Alphabetic characters in the ICC SHOULD be represented with upper
case letters.
4. Node and Interface Identifiers
An LSR requires identification of the node itself and of its
interfaces. We call the identifier associated with a node a Node
Identifier (Node_ID). Within the context of a particular node, we
call the identifier associated with an interface an Logical Interface
Handle or LIH. The combination of Node_ID::LIH we call an Network
Interface ID or IF_ID.
In existing MPLS deployments Node_IDs are IPv4 addresses. Therefore
we have chosen the Node_ID to be a 32-bit value assigned by the
operator. Where IPv4 addresses are in use the Node_ID can be
automatically mapped to the LSR's /32 IPv4 loopback address. Note
that, when IP reachability is not needed, the 32-bit Node_ID is not
required to have any association with the IPv4 address space used in
the operator's IGP or BGP, other that that they be uniquely chosen
within the scope of that operator.

+ + + +

WHAT THIS TASK INVOLVES:
From the passage on node and interface identifiers, render this sentence in Spanish: "In existing MPLS deployments Node_IDs are IPv4 addresses." The data after this passage is not needed for anything here.

GIVEN INFORMATION:
+ + + +

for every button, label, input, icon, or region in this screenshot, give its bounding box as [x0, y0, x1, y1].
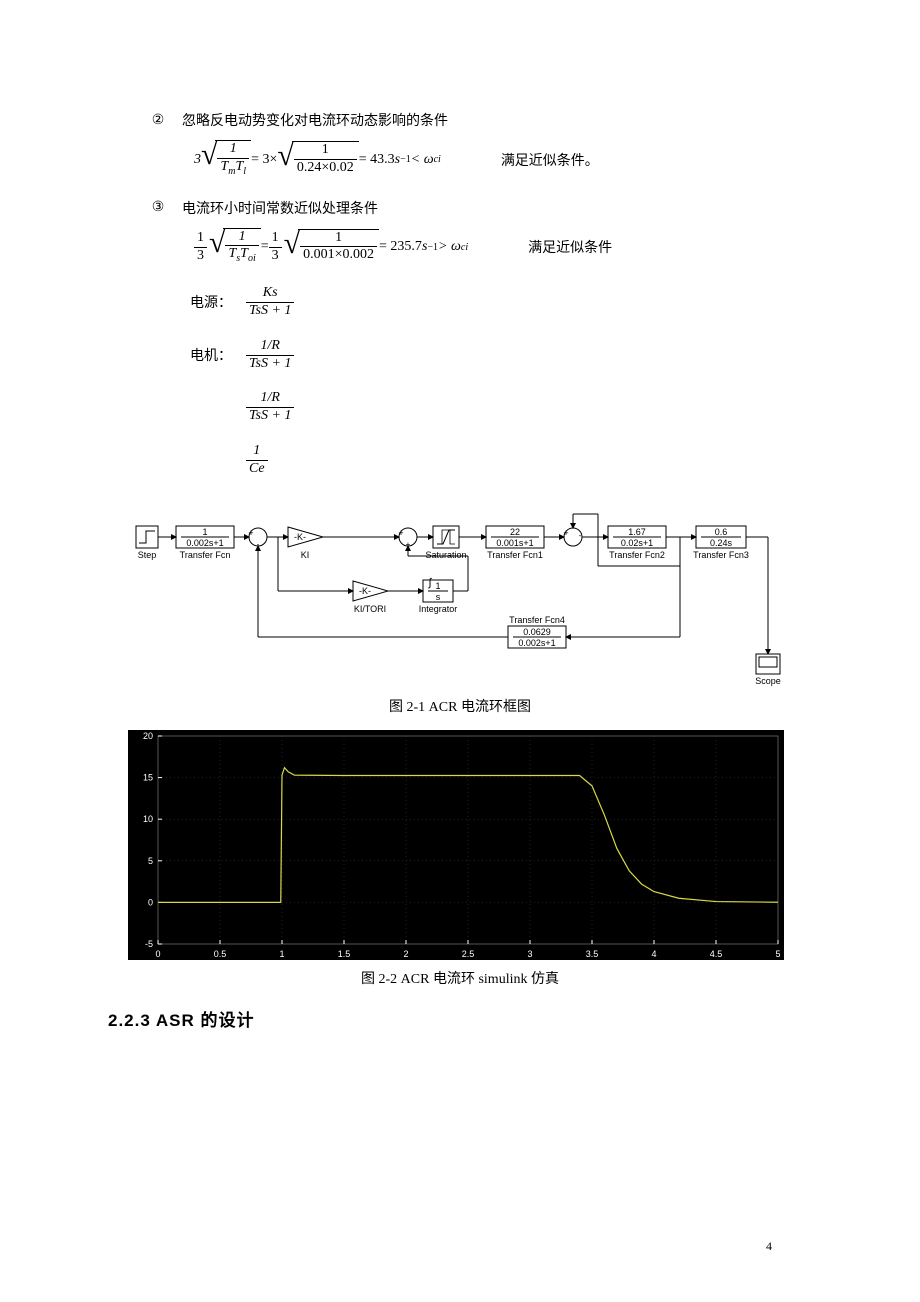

+ + + +

REPLY TO THE TASK:
En los despliegues existentes de MPLS, los Node_ID son direcciones IPv4.